───── Material provided

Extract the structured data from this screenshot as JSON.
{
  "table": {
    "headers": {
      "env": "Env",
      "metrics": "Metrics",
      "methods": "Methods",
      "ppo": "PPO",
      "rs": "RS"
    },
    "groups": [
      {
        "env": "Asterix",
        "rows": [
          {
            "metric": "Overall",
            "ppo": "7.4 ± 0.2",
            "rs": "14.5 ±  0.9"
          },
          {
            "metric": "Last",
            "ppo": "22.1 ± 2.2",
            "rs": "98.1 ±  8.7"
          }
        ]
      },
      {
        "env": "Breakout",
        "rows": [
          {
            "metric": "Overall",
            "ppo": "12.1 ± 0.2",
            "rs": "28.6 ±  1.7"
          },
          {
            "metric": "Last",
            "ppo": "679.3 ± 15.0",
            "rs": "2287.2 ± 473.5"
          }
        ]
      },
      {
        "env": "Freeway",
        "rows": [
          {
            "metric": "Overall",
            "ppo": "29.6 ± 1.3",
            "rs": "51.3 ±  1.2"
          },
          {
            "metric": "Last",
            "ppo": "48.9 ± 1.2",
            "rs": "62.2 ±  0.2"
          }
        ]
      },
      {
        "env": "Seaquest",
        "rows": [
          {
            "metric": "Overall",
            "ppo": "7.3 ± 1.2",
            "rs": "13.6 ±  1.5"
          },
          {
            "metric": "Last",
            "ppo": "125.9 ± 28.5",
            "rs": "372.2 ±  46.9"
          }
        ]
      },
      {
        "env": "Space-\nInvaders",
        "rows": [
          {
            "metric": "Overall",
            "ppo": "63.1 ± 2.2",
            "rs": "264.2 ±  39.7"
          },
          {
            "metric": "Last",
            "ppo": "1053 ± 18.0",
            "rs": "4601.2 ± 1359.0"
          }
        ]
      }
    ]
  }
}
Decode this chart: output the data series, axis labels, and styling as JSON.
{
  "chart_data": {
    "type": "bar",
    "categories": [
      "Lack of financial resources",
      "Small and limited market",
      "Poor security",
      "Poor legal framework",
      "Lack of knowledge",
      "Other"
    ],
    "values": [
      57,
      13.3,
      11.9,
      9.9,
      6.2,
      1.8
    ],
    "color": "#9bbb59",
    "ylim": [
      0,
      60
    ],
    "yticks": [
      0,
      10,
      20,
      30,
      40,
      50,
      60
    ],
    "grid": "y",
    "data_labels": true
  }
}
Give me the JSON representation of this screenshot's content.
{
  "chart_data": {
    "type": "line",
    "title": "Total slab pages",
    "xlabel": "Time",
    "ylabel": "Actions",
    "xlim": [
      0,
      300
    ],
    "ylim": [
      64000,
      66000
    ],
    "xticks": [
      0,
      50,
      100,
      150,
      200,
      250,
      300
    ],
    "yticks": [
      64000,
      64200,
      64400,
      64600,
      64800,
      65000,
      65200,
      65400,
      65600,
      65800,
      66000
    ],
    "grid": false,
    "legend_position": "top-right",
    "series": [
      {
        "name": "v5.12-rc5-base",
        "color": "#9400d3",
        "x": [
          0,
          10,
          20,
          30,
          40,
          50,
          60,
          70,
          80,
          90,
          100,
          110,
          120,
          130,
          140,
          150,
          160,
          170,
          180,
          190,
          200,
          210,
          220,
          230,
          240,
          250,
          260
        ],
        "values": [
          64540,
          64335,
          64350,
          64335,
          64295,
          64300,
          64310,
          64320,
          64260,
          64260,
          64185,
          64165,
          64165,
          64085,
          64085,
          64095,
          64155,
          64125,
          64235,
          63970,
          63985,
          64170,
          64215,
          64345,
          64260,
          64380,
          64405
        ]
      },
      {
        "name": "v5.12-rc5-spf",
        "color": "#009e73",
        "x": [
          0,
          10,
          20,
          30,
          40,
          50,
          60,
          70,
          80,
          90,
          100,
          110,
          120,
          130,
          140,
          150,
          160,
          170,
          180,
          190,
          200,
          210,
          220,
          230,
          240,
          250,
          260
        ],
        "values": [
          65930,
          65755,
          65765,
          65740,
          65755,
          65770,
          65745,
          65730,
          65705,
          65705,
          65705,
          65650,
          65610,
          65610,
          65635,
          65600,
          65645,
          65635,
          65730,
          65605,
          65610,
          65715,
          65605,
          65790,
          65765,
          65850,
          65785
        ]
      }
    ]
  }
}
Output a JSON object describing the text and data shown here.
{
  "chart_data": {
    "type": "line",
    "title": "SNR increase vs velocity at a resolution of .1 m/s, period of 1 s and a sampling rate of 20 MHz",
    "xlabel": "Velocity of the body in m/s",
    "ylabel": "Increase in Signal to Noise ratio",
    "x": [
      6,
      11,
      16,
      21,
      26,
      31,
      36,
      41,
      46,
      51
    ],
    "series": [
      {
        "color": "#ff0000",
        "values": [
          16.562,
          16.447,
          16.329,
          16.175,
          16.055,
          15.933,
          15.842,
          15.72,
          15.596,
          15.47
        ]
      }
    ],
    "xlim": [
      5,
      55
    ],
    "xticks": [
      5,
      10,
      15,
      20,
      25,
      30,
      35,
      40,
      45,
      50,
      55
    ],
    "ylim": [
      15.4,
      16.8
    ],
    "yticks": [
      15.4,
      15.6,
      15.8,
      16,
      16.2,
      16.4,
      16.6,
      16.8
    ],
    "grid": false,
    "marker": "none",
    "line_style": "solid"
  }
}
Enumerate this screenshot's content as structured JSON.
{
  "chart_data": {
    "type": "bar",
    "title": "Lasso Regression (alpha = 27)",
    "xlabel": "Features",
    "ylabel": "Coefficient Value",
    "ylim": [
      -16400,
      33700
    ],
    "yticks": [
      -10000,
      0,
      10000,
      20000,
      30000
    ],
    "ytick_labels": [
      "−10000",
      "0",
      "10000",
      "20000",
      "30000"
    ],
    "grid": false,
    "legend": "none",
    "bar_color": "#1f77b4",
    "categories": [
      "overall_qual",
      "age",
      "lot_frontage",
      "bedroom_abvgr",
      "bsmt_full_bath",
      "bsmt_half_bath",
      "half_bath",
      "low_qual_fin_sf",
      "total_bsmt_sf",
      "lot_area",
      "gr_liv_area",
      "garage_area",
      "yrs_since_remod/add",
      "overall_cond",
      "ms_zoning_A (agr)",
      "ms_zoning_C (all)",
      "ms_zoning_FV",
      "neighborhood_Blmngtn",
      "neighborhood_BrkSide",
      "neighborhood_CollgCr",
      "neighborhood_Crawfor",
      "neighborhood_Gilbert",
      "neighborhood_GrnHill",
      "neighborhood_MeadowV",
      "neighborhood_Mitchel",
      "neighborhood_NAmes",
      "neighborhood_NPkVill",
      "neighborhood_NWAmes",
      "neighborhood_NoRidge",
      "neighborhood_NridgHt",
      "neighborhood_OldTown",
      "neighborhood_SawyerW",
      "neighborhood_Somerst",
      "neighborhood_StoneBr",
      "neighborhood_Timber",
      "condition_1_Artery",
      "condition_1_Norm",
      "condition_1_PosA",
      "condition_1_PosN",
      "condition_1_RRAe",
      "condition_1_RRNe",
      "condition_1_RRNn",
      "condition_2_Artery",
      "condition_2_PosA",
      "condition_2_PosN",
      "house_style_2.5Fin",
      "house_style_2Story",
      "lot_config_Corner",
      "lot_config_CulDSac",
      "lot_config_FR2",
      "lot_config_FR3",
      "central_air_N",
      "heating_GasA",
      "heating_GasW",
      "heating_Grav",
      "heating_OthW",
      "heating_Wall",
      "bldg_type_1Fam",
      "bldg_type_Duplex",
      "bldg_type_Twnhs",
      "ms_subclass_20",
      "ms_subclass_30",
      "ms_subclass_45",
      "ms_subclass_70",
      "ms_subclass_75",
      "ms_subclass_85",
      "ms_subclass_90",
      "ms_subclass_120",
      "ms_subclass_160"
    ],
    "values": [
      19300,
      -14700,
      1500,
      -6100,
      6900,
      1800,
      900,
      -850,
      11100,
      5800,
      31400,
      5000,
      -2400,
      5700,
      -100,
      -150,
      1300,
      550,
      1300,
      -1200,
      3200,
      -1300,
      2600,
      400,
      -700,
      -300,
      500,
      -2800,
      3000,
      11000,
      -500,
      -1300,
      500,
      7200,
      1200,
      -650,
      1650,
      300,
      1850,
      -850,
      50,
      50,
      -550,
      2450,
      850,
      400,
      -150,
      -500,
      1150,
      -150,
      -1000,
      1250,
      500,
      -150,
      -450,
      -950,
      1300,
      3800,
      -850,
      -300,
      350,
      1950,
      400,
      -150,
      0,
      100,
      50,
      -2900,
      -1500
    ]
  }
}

──────────

• Goal of the exercise
Using the listing, copy every line where the word "Poor" shows up.

• Written reply
      "Poor security",
      "Poor legal framework",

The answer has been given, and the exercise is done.